Task description: Show every line where "JSON" occurs.
┄┄┄┄┄┄┄┄┄┄┄┄┄┄┄┄┄┄┄┄
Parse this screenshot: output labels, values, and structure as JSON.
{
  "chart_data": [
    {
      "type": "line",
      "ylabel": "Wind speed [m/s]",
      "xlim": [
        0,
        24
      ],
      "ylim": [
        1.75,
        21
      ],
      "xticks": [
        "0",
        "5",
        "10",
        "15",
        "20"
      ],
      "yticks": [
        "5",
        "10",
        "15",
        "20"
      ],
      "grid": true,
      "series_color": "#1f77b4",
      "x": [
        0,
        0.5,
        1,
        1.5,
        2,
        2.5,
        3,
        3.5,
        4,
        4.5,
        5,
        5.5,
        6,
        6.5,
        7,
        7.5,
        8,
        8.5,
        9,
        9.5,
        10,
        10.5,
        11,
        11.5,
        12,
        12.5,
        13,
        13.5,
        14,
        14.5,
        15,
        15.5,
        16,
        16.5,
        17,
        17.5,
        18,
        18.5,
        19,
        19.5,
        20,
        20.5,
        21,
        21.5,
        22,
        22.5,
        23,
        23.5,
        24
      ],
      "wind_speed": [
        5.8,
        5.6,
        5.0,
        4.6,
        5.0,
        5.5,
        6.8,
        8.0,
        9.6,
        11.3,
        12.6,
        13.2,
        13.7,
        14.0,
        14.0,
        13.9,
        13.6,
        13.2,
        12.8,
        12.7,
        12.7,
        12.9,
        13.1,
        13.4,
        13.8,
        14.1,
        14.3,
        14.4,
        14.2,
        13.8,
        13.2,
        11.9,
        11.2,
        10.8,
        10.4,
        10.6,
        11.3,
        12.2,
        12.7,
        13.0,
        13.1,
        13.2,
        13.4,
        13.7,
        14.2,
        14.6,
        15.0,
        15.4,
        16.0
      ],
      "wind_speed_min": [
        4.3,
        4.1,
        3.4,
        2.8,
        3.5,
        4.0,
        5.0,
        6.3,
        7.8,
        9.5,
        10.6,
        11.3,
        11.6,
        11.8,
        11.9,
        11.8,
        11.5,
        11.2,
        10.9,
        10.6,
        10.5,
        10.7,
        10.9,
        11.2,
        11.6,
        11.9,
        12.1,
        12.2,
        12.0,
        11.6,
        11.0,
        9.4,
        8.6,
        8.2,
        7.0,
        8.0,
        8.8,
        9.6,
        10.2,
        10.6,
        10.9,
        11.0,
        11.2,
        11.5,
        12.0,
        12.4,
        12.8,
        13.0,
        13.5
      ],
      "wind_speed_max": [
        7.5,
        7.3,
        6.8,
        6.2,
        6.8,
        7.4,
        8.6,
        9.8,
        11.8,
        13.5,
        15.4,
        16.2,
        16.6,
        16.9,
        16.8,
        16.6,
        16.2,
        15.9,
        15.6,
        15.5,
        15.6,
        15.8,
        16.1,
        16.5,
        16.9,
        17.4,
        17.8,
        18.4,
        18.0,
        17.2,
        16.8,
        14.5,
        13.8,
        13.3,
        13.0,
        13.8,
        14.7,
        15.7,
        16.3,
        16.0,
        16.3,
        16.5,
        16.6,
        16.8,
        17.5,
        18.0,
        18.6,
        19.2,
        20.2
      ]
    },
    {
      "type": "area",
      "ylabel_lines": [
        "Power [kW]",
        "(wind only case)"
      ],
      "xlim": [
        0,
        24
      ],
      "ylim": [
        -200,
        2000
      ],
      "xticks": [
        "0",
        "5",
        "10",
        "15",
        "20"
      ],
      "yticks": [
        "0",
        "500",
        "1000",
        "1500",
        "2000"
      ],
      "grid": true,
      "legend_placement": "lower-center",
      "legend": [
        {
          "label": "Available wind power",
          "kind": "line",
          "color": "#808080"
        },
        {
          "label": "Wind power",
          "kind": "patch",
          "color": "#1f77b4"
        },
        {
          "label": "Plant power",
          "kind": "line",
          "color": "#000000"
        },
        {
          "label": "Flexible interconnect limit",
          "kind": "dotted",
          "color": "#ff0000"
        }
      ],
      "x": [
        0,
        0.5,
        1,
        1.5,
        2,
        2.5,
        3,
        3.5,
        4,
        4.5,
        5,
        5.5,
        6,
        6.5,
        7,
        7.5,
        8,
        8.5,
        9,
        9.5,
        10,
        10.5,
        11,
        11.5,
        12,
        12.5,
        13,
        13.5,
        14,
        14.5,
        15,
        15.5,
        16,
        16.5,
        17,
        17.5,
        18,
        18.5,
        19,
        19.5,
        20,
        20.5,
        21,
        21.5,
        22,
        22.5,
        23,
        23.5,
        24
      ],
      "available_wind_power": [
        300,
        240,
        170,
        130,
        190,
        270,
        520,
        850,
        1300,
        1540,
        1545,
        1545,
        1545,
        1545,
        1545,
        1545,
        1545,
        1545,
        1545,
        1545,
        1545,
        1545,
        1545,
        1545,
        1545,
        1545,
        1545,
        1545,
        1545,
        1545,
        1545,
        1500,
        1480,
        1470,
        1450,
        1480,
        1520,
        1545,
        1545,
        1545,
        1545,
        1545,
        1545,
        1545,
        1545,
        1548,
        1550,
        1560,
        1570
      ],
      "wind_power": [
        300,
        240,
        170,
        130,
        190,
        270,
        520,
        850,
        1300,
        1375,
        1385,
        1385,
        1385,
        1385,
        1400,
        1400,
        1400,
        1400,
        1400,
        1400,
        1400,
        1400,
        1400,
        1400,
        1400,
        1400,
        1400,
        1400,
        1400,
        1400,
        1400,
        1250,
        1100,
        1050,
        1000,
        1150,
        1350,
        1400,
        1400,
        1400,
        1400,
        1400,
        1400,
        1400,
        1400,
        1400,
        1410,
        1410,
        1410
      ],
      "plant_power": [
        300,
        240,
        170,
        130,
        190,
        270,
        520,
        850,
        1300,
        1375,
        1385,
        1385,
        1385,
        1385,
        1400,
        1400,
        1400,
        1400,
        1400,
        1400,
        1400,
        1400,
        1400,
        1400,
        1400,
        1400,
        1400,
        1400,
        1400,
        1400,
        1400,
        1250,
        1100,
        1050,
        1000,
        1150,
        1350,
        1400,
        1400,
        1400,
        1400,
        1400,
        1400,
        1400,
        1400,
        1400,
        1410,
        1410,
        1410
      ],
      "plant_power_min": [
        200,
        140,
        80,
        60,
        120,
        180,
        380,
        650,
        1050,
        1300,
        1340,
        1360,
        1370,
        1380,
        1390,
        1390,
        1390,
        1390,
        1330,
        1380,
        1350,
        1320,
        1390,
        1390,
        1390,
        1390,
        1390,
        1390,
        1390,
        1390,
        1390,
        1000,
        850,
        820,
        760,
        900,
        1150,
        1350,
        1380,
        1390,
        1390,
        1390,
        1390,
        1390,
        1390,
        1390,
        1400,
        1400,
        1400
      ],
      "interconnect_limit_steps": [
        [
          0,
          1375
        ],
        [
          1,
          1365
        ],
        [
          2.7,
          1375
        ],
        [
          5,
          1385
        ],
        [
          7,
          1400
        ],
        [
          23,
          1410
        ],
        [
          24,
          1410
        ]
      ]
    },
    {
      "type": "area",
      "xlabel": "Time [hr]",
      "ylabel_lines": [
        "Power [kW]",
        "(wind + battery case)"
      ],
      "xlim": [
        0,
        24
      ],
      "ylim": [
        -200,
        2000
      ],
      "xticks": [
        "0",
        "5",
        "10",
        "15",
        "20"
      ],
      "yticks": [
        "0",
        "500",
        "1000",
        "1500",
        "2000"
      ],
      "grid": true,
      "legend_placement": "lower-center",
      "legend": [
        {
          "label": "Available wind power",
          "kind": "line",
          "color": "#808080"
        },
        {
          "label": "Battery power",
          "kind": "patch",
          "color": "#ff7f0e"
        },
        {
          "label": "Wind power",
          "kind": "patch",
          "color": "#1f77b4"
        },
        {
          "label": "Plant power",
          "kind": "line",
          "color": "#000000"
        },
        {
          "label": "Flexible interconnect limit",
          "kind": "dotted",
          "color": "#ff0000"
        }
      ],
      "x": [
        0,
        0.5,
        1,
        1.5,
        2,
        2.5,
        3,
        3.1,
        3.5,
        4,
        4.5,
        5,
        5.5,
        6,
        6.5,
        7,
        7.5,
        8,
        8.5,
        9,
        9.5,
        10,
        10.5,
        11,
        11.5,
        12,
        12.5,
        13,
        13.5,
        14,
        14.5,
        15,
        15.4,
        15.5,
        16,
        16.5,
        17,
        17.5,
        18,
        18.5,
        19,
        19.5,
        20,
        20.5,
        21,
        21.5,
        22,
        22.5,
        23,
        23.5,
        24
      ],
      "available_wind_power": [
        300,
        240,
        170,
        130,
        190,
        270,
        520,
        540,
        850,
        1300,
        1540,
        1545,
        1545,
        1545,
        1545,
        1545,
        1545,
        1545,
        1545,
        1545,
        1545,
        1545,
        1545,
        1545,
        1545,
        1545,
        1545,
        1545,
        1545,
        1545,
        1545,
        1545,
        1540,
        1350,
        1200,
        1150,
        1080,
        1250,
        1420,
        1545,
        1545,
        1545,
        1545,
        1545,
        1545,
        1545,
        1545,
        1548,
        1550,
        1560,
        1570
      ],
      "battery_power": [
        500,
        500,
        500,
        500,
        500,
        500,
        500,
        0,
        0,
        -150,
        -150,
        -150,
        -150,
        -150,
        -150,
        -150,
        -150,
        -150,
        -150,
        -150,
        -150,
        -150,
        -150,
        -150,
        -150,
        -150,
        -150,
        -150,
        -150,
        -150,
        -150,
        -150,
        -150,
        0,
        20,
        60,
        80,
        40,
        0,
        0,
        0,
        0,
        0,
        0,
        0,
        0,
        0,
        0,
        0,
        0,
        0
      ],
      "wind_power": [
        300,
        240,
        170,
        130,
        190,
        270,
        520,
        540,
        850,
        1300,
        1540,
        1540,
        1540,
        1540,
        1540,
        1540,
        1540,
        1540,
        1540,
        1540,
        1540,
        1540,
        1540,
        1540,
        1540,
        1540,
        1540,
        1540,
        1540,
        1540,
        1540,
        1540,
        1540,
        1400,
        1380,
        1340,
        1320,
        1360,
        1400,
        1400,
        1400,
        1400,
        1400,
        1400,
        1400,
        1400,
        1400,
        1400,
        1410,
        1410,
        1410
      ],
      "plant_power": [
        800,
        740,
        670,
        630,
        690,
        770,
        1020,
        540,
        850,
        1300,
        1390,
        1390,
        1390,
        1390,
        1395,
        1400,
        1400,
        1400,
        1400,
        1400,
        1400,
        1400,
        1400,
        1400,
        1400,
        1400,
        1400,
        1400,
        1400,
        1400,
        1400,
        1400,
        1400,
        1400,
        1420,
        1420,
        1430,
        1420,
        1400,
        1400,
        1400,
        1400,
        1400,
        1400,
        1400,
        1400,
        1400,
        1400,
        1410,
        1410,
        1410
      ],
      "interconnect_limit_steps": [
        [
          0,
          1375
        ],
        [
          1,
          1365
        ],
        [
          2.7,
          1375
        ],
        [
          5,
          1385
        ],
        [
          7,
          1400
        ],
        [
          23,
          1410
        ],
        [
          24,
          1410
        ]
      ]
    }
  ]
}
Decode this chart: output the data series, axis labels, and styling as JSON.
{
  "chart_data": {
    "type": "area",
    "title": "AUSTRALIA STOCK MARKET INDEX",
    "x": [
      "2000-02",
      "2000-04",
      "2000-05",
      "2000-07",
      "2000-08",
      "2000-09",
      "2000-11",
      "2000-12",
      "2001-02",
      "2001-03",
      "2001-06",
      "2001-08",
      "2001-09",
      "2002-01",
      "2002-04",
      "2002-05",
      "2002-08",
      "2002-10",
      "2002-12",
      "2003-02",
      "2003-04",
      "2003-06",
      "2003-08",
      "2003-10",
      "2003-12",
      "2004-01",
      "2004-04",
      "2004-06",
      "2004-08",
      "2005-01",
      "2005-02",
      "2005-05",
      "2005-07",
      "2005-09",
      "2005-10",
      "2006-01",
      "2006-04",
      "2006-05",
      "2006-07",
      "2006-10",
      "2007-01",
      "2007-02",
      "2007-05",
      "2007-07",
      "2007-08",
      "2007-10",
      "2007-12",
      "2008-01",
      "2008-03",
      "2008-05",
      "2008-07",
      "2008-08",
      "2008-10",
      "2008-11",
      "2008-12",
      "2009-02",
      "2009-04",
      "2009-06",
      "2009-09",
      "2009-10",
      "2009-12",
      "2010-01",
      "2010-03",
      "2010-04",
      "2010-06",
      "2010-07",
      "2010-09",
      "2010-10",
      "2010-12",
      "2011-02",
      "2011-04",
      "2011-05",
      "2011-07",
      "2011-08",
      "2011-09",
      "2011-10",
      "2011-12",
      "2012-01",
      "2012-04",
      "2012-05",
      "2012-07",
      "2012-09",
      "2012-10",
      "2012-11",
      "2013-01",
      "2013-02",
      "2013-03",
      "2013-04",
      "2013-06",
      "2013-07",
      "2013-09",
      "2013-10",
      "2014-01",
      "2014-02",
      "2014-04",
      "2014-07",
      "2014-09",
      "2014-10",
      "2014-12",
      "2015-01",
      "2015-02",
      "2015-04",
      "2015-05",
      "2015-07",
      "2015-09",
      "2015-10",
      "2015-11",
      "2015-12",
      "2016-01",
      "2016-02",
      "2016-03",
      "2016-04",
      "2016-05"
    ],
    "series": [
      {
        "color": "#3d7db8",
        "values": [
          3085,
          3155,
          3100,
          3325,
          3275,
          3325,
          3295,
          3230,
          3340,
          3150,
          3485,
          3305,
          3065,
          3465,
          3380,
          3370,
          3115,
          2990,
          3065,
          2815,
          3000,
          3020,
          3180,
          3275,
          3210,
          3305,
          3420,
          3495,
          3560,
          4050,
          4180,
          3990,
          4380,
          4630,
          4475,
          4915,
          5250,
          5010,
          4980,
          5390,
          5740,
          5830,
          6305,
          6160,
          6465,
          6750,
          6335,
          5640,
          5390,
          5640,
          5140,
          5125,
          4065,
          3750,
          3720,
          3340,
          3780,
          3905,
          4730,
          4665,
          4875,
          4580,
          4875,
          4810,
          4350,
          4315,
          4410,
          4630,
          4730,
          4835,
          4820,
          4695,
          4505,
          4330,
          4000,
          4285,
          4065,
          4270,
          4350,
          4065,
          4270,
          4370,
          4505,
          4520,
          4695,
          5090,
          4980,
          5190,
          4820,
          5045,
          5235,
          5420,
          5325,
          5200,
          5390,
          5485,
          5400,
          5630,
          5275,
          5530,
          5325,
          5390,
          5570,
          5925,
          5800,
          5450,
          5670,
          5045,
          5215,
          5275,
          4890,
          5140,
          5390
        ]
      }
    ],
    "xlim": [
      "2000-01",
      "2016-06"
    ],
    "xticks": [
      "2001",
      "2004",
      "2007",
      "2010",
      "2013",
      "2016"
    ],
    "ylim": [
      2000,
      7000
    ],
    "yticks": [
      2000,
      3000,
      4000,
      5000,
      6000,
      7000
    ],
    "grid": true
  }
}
┄┄┄┄┄┄┄┄┄┄┄┄┄┄┄┄┄┄┄┄
Solved problem:
Parse this screenshot: output labels, values, and structure as JSON.
Decode this chart: output the data series, axis labels, and styling as JSON.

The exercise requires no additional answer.